**STATED EXERCISE:** Every line from the one with "Enumerate this screenshot's" to the end of the data needs to be copied exactly, and no line before it.

Collected data
++++++++

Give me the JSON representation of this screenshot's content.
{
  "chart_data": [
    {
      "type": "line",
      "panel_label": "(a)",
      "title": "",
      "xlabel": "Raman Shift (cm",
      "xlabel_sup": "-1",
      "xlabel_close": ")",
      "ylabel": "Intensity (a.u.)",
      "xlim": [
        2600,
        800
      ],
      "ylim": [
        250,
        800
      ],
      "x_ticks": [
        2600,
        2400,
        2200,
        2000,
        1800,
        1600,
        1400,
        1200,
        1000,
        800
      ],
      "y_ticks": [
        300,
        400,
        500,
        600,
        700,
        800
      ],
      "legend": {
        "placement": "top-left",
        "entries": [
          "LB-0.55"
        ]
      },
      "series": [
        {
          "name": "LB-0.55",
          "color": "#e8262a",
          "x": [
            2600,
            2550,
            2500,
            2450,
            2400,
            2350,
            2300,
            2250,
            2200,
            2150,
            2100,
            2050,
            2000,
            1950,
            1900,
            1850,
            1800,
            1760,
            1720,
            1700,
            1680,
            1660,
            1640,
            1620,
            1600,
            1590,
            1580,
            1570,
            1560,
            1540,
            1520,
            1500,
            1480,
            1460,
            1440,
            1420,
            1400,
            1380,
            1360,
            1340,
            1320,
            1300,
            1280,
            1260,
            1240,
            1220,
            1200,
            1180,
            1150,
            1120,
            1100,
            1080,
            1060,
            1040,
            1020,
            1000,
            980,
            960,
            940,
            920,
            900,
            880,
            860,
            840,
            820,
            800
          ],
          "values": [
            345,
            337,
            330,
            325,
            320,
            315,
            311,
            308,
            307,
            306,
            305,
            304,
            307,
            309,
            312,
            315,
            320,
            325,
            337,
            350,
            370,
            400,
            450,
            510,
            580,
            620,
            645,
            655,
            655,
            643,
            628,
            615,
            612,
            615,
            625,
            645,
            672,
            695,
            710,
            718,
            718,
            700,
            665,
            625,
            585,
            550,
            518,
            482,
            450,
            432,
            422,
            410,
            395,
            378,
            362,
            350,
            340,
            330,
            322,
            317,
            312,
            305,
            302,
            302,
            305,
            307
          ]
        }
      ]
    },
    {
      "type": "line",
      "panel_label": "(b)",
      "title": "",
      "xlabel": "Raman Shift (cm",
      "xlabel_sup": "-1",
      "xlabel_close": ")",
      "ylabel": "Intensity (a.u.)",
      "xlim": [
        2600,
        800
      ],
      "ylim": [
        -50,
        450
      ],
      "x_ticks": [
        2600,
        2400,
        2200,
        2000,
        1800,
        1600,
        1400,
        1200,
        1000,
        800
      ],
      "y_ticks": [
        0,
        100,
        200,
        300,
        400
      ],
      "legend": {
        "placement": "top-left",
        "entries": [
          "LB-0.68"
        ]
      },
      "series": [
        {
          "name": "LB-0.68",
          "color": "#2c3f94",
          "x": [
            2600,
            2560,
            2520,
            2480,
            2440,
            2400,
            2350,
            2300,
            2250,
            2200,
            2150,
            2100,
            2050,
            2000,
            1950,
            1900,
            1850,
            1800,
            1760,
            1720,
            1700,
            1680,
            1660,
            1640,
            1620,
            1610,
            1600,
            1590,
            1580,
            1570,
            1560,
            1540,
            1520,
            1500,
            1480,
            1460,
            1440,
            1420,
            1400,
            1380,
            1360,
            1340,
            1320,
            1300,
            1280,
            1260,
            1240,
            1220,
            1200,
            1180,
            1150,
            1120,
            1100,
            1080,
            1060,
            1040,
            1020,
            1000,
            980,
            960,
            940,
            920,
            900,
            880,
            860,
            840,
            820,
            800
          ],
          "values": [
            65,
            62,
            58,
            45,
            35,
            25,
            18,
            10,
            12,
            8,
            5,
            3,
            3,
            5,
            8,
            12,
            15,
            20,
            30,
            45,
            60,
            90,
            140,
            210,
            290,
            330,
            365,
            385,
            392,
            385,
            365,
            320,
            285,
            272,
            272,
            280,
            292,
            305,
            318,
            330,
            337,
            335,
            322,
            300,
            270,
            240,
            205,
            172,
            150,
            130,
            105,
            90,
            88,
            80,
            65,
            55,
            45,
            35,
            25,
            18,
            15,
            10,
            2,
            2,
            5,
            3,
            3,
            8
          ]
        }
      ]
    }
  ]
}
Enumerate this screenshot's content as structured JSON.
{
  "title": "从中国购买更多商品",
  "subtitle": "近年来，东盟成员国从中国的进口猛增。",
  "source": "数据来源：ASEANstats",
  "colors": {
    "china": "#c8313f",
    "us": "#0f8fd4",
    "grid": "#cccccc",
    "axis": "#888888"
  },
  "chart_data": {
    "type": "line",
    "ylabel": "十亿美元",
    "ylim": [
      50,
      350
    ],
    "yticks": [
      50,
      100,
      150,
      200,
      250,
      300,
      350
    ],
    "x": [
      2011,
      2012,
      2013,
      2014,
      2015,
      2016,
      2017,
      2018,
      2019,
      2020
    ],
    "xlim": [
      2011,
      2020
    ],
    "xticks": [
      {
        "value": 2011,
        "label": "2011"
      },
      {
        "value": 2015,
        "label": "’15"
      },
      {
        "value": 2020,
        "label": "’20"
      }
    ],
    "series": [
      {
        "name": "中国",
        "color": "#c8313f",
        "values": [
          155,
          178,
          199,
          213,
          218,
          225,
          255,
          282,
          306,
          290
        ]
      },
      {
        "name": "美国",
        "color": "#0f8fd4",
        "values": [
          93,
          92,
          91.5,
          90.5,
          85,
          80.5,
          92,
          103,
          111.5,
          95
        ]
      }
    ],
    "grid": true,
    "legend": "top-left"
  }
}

++++++++

**SOLUTION:**
Enumerate this screenshot's content as structured JSON.
{
  "title": "从中国购买更多商品",
  "subtitle": "近年来，东盟成员国从中国的进口猛增。",
  "source": "数据来源：ASEANstats",
  "colors": {
    "china": "#c8313f",
    "us": "#0f8fd4",
    "grid": "#cccccc",
    "axis": "#888888"
  },
  "chart_data": {
    "type": "line",
    "ylabel": "十亿美元",
    "ylim": [
      50,
      350
    ],
    "yticks": [
      50,
      100,
      150,
      200,
      250,
      300,
      350
    ],
    "x": [
      2011,
      2012,
      2013,
      2014,
      2015,
      2016,
      2017,
      2018,
      2019,
      2020
    ],
    "xlim": [
      2011,
      2020
    ],
    "xticks": [
      {
        "value": 2011,
        "label": "2011"
      },
      {
        "value": 2015,
        "label": "’15"
      },
      {
        "value": 2020,
        "label": "’20"
      }
    ],
    "series": [
      {
        "name": "中国",
        "color": "#c8313f",
        "values": [
          155,
          178,
          199,
          213,
          218,
          225,
          255,
          282,
          306,
          290
        ]
      },
      {
        "name": "美国",
        "color": "#0f8fd4",
        "values": [
          93,
          92,
          91.5,
          90.5,
          85,
          80.5,
          92,
          103,
          111.5,
          95
        ]
      }
    ],
    "grid": true,
    "legend": "top-left"
  }
}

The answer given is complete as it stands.